───── MATERIAL TO PROCESS ─────
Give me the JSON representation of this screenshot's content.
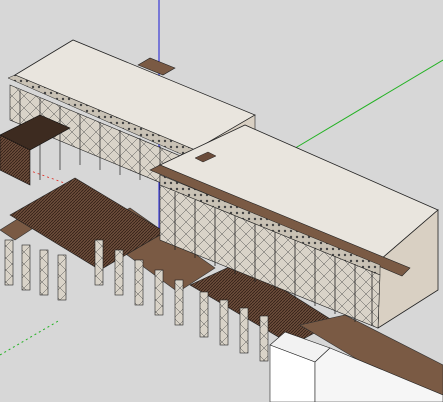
{
  "viewport": {
    "background": "#d7d7d7",
    "axis_colors": {
      "red": "#e0241b",
      "green": "#23b223",
      "blue": "#1a1ad6"
    }
  },
  "model": {
    "roof_color": "#e9e5de",
    "wall_color": "#d9d0c3",
    "wood_color": "#7a5a44",
    "dark_wood_color": "#3d2b20"
  }
}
─────
Repeat the material above word for word and skip every image in it.

EXPECTED ANSWER:
Give me the JSON representation of this screenshot's content.
{
  "viewport": {
    "background": "#d7d7d7",
    "axis_colors": {
      "red": "#e0241b",
      "green": "#23b223",
      "blue": "#1a1ad6"
    }
  },
  "model": {
    "roof_color": "#e9e5de",
    "wall_color": "#d9d0c3",
    "wood_color": "#7a5a44",
    "dark_wood_color": "#3d2b20"
  }
}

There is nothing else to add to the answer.